# GIVEN EXERCISE:
Make an exact copy of the lines, leaving the pictures out.

# Records from a collection of figures:
------------------------------------

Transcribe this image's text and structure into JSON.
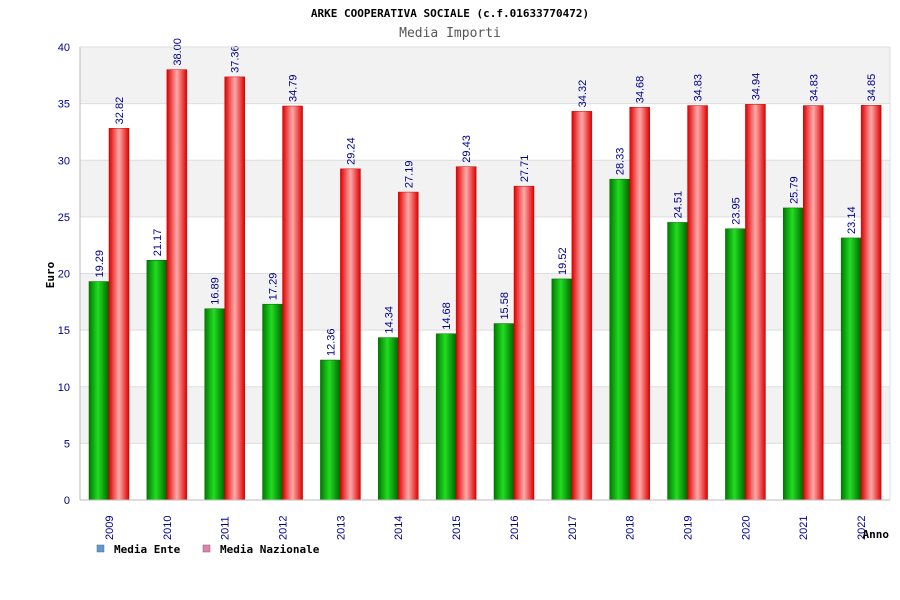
{
  "chart_data": {
    "type": "bar",
    "title": "ARKE COOPERATIVA SOCIALE (c.f.01633770472)",
    "subtitle": "Media Importi",
    "xlabel": "Anno",
    "ylabel": "Euro",
    "ylim": [
      0,
      40
    ],
    "yticks": [
      0,
      5,
      10,
      15,
      20,
      25,
      30,
      35,
      40
    ],
    "grid": true,
    "legend_position": "bottom-left",
    "categories": [
      "2009",
      "2010",
      "2011",
      "2012",
      "2013",
      "2014",
      "2015",
      "2016",
      "2017",
      "2018",
      "2019",
      "2020",
      "2021",
      "2022"
    ],
    "series": [
      {
        "name": "Media Ente",
        "color": "#00aa00",
        "legend_color": "#5b9bd5",
        "values": [
          19.29,
          21.17,
          16.89,
          17.29,
          12.36,
          14.34,
          14.68,
          15.58,
          19.52,
          28.33,
          24.51,
          23.95,
          25.79,
          23.14
        ],
        "labels": [
          "19.29",
          "21.17",
          "16.89",
          "17.29",
          "12.36",
          "14.34",
          "14.68",
          "15.58",
          "19.52",
          "28.33",
          "24.51",
          "23.95",
          "25.79",
          "23.14"
        ]
      },
      {
        "name": "Media Nazionale",
        "color": "#ee1111",
        "legend_color": "#e37fb1",
        "values": [
          32.82,
          38.0,
          37.36,
          34.79,
          29.24,
          27.19,
          29.43,
          27.71,
          34.32,
          34.68,
          34.83,
          34.94,
          34.83,
          34.85
        ],
        "labels": [
          "32.82",
          "38.00",
          "37.36",
          "34.79",
          "29.24",
          "27.19",
          "29.43",
          "27.71",
          "34.32",
          "34.68",
          "34.83",
          "34.94",
          "34.83",
          "34.85"
        ]
      }
    ]
  }
}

------------------------------------

# ANSWER TO THE PROBLEM:
Transcribe this image's text and structure into JSON.
{
  "chart_data": {
    "type": "bar",
    "title": "ARKE COOPERATIVA SOCIALE (c.f.01633770472)",
    "subtitle": "Media Importi",
    "xlabel": "Anno",
    "ylabel": "Euro",
    "ylim": [
      0,
      40
    ],
    "yticks": [
      0,
      5,
      10,
      15,
      20,
      25,
      30,
      35,
      40
    ],
    "grid": true,
    "legend_position": "bottom-left",
    "categories": [
      "2009",
      "2010",
      "2011",
      "2012",
      "2013",
      "2014",
      "2015",
      "2016",
      "2017",
      "2018",
      "2019",
      "2020",
      "2021",
      "2022"
    ],
    "series": [
      {
        "name": "Media Ente",
        "color": "#00aa00",
        "legend_color": "#5b9bd5",
        "values": [
          19.29,
          21.17,
          16.89,
          17.29,
          12.36,
          14.34,
          14.68,
          15.58,
          19.52,
          28.33,
          24.51,
          23.95,
          25.79,
          23.14
        ],
        "labels": [
          "19.29",
          "21.17",
          "16.89",
          "17.29",
          "12.36",
          "14.34",
          "14.68",
          "15.58",
          "19.52",
          "28.33",
          "24.51",
          "23.95",
          "25.79",
          "23.14"
        ]
      },
      {
        "name": "Media Nazionale",
        "color": "#ee1111",
        "legend_color": "#e37fb1",
        "values": [
          32.82,
          38.0,
          37.36,
          34.79,
          29.24,
          27.19,
          29.43,
          27.71,
          34.32,
          34.68,
          34.83,
          34.94,
          34.83,
          34.85
        ],
        "labels": [
          "32.82",
          "38.00",
          "37.36",
          "34.79",
          "29.24",
          "27.19",
          "29.43",
          "27.71",
          "34.32",
          "34.68",
          "34.83",
          "34.94",
          "34.83",
          "34.85"
        ]
      }
    ]
  }
}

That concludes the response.